Task goal: Find every line in the records below that holds the word "text", and copy it out.

◇ ◇ ◇ ◇ ◇

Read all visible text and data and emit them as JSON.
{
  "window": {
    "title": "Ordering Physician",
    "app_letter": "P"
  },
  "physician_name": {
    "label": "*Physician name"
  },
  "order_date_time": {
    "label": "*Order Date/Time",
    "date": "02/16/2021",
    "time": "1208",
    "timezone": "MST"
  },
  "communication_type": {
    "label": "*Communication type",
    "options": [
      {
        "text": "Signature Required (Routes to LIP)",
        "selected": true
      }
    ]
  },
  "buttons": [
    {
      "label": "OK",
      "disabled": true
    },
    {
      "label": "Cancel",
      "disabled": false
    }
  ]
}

◇ ◇ ◇ ◇ ◇

Solved problem:
Read all visible text and data and emit them as JSON.
        "text": "Signature Required (Routes to LIP)",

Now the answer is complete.